DATA SECTION:
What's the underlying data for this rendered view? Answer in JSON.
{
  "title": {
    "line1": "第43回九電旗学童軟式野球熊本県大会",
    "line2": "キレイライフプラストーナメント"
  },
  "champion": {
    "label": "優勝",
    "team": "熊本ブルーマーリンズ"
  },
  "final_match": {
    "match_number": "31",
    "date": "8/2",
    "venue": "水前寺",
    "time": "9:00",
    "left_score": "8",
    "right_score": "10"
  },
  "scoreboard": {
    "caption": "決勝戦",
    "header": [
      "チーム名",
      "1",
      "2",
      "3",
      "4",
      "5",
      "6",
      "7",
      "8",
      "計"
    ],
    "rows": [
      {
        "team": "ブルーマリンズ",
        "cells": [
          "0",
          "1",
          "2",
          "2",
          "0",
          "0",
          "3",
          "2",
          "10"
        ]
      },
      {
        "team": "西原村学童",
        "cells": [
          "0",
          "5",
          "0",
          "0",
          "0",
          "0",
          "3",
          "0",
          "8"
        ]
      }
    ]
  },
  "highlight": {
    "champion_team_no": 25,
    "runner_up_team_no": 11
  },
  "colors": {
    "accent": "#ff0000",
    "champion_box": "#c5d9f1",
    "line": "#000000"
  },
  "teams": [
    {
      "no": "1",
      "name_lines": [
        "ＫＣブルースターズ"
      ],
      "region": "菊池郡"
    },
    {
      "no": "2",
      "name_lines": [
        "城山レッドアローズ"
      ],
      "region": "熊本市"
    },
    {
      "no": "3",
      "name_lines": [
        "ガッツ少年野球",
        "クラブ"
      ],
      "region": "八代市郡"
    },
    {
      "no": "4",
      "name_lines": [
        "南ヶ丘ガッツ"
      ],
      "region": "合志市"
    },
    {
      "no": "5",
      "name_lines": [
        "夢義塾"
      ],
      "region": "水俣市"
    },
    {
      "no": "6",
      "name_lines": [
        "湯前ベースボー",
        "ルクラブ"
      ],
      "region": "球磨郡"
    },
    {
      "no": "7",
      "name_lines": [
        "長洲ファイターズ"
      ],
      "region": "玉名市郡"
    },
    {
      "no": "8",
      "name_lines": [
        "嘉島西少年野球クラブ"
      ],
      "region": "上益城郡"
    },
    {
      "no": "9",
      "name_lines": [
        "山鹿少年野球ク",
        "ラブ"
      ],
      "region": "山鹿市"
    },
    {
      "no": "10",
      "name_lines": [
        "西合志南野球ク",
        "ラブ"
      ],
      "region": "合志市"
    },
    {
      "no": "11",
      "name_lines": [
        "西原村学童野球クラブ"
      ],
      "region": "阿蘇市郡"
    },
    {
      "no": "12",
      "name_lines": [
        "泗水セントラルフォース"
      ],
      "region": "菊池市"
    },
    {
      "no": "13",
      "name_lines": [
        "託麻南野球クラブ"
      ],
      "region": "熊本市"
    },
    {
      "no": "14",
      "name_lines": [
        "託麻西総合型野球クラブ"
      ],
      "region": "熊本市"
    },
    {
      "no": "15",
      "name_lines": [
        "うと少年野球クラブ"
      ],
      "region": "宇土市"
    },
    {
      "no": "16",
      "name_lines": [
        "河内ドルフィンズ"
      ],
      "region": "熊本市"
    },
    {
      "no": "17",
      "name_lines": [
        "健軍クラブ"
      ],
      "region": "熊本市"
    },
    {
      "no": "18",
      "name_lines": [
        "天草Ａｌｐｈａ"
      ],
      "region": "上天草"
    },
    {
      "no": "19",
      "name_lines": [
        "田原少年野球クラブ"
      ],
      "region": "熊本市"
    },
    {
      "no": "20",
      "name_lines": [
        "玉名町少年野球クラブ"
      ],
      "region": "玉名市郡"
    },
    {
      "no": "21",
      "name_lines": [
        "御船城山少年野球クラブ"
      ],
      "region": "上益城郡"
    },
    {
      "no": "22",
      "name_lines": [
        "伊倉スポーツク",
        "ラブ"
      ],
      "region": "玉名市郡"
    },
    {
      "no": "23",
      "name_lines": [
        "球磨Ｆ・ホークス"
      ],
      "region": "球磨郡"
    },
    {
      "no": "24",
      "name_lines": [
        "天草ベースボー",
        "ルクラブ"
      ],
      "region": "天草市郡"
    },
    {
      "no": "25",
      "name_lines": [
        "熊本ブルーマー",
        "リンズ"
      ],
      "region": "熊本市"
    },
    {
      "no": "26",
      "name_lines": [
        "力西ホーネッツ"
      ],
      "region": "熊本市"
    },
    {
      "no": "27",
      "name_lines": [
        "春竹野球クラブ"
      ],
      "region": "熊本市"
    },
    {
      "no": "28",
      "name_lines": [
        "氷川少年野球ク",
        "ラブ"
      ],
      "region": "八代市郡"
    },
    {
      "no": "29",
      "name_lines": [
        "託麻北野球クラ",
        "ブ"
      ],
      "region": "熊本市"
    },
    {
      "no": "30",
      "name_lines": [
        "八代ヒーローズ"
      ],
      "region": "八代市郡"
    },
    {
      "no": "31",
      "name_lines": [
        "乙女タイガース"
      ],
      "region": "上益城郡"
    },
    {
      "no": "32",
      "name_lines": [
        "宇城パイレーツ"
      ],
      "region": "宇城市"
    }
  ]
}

OBJECTIVE:
The records above should be duplicated in full, exactly as given.

ANSWER TO THE TASK:
What's the underlying data for this rendered view? Answer in JSON.
{
  "title": {
    "line1": "第43回九電旗学童軟式野球熊本県大会",
    "line2": "キレイライフプラストーナメント"
  },
  "champion": {
    "label": "優勝",
    "team": "熊本ブルーマーリンズ"
  },
  "final_match": {
    "match_number": "31",
    "date": "8/2",
    "venue": "水前寺",
    "time": "9:00",
    "left_score": "8",
    "right_score": "10"
  },
  "scoreboard": {
    "caption": "決勝戦",
    "header": [
      "チーム名",
      "1",
      "2",
      "3",
      "4",
      "5",
      "6",
      "7",
      "8",
      "計"
    ],
    "rows": [
      {
        "team": "ブルーマリンズ",
        "cells": [
          "0",
          "1",
          "2",
          "2",
          "0",
          "0",
          "3",
          "2",
          "10"
        ]
      },
      {
        "team": "西原村学童",
        "cells": [
          "0",
          "5",
          "0",
          "0",
          "0",
          "0",
          "3",
          "0",
          "8"
        ]
      }
    ]
  },
  "highlight": {
    "champion_team_no": 25,
    "runner_up_team_no": 11
  },
  "colors": {
    "accent": "#ff0000",
    "champion_box": "#c5d9f1",
    "line": "#000000"
  },
  "teams": [
    {
      "no": "1",
      "name_lines": [
        "ＫＣブルースターズ"
      ],
      "region": "菊池郡"
    },
    {
      "no": "2",
      "name_lines": [
        "城山レッドアローズ"
      ],
      "region": "熊本市"
    },
    {
      "no": "3",
      "name_lines": [
        "ガッツ少年野球",
        "クラブ"
      ],
      "region": "八代市郡"
    },
    {
      "no": "4",
      "name_lines": [
        "南ヶ丘ガッツ"
      ],
      "region": "合志市"
    },
    {
      "no": "5",
      "name_lines": [
        "夢義塾"
      ],
      "region": "水俣市"
    },
    {
      "no": "6",
      "name_lines": [
        "湯前ベースボー",
        "ルクラブ"
      ],
      "region": "球磨郡"
    },
    {
      "no": "7",
      "name_lines": [
        "長洲ファイターズ"
      ],
      "region": "玉名市郡"
    },
    {
      "no": "8",
      "name_lines": [
        "嘉島西少年野球クラブ"
      ],
      "region": "上益城郡"
    },
    {
      "no": "9",
      "name_lines": [
        "山鹿少年野球ク",
        "ラブ"
      ],
      "region": "山鹿市"
    },
    {
      "no": "10",
      "name_lines": [
        "西合志南野球ク",
        "ラブ"
      ],
      "region": "合志市"
    },
    {
      "no": "11",
      "name_lines": [
        "西原村学童野球クラブ"
      ],
      "region": "阿蘇市郡"
    },
    {
      "no": "12",
      "name_lines": [
        "泗水セントラルフォース"
      ],
      "region": "菊池市"
    },
    {
      "no": "13",
      "name_lines": [
        "託麻南野球クラブ"
      ],
      "region": "熊本市"
    },
    {
      "no": "14",
      "name_lines": [
        "託麻西総合型野球クラブ"
      ],
      "region": "熊本市"
    },
    {
      "no": "15",
      "name_lines": [
        "うと少年野球クラブ"
      ],
      "region": "宇土市"
    },
    {
      "no": "16",
      "name_lines": [
        "河内ドルフィンズ"
      ],
      "region": "熊本市"
    },
    {
      "no": "17",
      "name_lines": [
        "健軍クラブ"
      ],
      "region": "熊本市"
    },
    {
      "no": "18",
      "name_lines": [
        "天草Ａｌｐｈａ"
      ],
      "region": "上天草"
    },
    {
      "no": "19",
      "name_lines": [
        "田原少年野球クラブ"
      ],
      "region": "熊本市"
    },
    {
      "no": "20",
      "name_lines": [
        "玉名町少年野球クラブ"
      ],
      "region": "玉名市郡"
    },
    {
      "no": "21",
      "name_lines": [
        "御船城山少年野球クラブ"
      ],
      "region": "上益城郡"
    },
    {
      "no": "22",
      "name_lines": [
        "伊倉スポーツク",
        "ラブ"
      ],
      "region": "玉名市郡"
    },
    {
      "no": "23",
      "name_lines": [
        "球磨Ｆ・ホークス"
      ],
      "region": "球磨郡"
    },
    {
      "no": "24",
      "name_lines": [
        "天草ベースボー",
        "ルクラブ"
      ],
      "region": "天草市郡"
    },
    {
      "no": "25",
      "name_lines": [
        "熊本ブルーマー",
        "リンズ"
      ],
      "region": "熊本市"
    },
    {
      "no": "26",
      "name_lines": [
        "力西ホーネッツ"
      ],
      "region": "熊本市"
    },
    {
      "no": "27",
      "name_lines": [
        "春竹野球クラブ"
      ],
      "region": "熊本市"
    },
    {
      "no": "28",
      "name_lines": [
        "氷川少年野球ク",
        "ラブ"
      ],
      "region": "八代市郡"
    },
    {
      "no": "29",
      "name_lines": [
        "託麻北野球クラ",
        "ブ"
      ],
      "region": "熊本市"
    },
    {
      "no": "30",
      "name_lines": [
        "八代ヒーローズ"
      ],
      "region": "八代市郡"
    },
    {
      "no": "31",
      "name_lines": [
        "乙女タイガース"
      ],
      "region": "上益城郡"
    },
    {
      "no": "32",
      "name_lines": [
        "宇城パイレーツ"
      ],
      "region": "宇城市"
    }
  ]
}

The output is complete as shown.